WHAT YOU WILL DO
For the records below, give the count of lines holding the word "this" and nothing more.

--- START OF RECORD EXCERPTS ---

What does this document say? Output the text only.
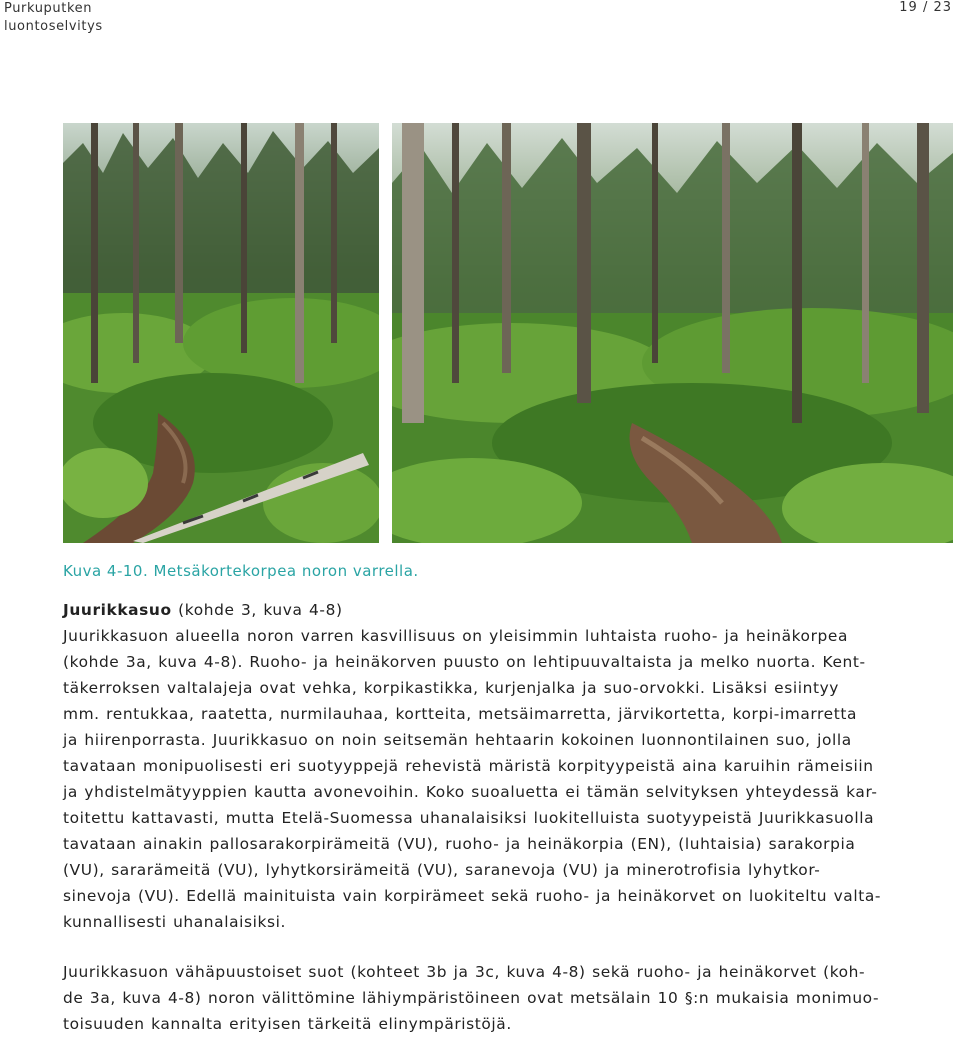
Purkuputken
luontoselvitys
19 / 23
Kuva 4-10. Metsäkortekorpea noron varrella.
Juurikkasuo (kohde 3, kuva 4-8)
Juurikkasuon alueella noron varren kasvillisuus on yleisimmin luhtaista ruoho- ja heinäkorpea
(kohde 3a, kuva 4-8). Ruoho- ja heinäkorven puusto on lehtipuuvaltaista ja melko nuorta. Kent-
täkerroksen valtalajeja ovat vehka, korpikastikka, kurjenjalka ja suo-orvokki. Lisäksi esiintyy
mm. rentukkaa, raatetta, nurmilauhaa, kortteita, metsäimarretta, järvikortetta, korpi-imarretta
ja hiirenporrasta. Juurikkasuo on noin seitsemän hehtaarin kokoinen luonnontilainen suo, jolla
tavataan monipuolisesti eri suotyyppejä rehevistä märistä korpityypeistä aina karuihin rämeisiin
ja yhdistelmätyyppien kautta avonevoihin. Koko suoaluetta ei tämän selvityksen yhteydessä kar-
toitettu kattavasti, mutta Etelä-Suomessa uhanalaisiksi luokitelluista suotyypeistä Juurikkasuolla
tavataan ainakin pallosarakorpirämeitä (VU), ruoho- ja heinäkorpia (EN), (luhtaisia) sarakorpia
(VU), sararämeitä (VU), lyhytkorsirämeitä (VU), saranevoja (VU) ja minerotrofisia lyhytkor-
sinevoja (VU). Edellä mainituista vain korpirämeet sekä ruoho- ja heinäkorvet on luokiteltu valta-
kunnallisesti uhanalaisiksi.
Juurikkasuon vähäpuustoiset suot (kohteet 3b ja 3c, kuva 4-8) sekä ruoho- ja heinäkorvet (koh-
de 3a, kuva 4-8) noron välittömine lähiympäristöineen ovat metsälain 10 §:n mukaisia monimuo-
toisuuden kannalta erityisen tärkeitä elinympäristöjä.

--- END OF RECORD EXCERPTS ---
--- START OF RECORD EXCERPTS ---

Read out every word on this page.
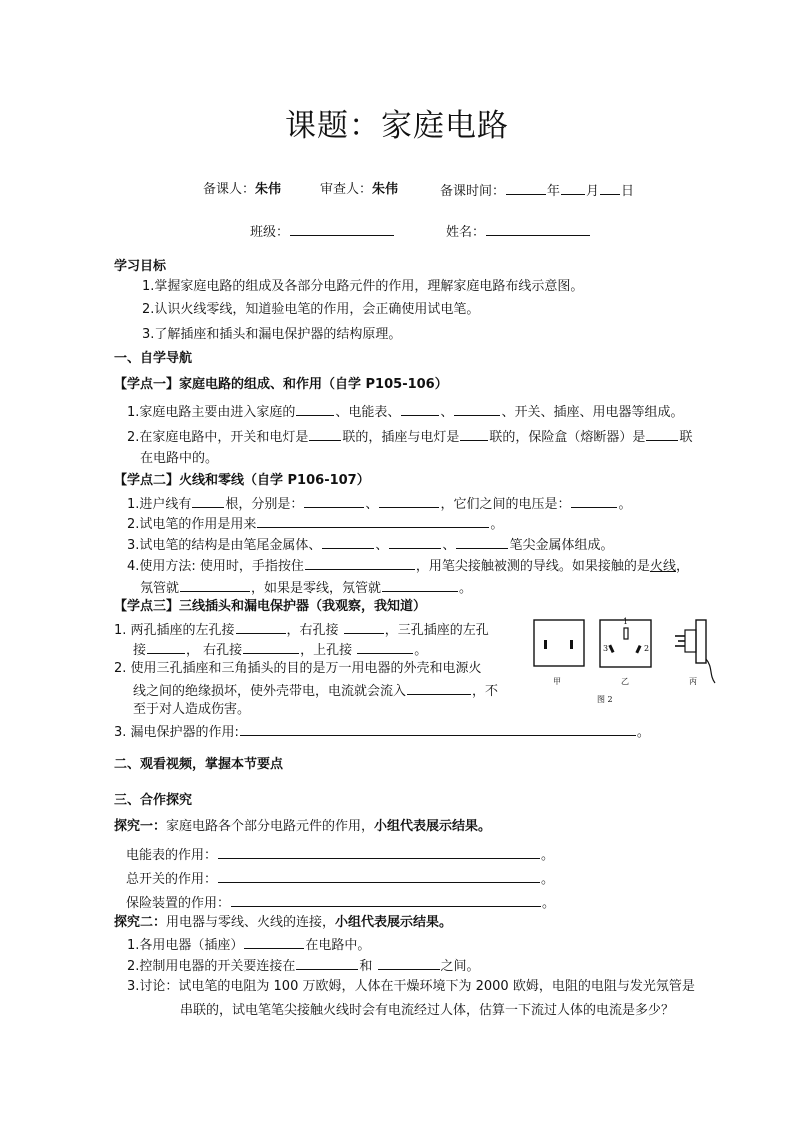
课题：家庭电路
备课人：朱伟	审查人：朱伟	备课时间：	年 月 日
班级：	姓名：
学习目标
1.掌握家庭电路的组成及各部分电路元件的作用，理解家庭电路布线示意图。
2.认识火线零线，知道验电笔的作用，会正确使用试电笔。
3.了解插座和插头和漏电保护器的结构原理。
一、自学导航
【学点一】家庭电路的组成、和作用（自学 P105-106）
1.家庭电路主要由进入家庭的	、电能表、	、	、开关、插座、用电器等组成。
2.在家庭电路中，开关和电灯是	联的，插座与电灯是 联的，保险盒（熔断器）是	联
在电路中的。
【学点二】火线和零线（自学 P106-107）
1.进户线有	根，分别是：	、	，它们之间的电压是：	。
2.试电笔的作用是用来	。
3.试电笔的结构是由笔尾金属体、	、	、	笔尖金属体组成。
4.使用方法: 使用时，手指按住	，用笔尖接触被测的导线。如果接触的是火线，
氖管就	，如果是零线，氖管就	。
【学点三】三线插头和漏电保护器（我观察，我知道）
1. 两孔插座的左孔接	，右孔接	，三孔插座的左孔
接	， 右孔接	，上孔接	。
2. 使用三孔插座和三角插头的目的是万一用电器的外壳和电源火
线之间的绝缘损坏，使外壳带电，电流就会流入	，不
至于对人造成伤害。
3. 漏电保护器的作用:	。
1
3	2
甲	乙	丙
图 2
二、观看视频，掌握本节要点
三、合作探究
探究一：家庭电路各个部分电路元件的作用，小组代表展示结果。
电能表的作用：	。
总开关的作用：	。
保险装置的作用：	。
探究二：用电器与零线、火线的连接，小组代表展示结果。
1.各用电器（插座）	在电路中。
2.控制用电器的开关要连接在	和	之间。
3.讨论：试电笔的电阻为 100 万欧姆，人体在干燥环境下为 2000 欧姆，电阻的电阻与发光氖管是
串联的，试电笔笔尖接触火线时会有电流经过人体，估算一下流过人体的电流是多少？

--- END OF RECORD EXCERPTS ---

TASK OUTPUT
2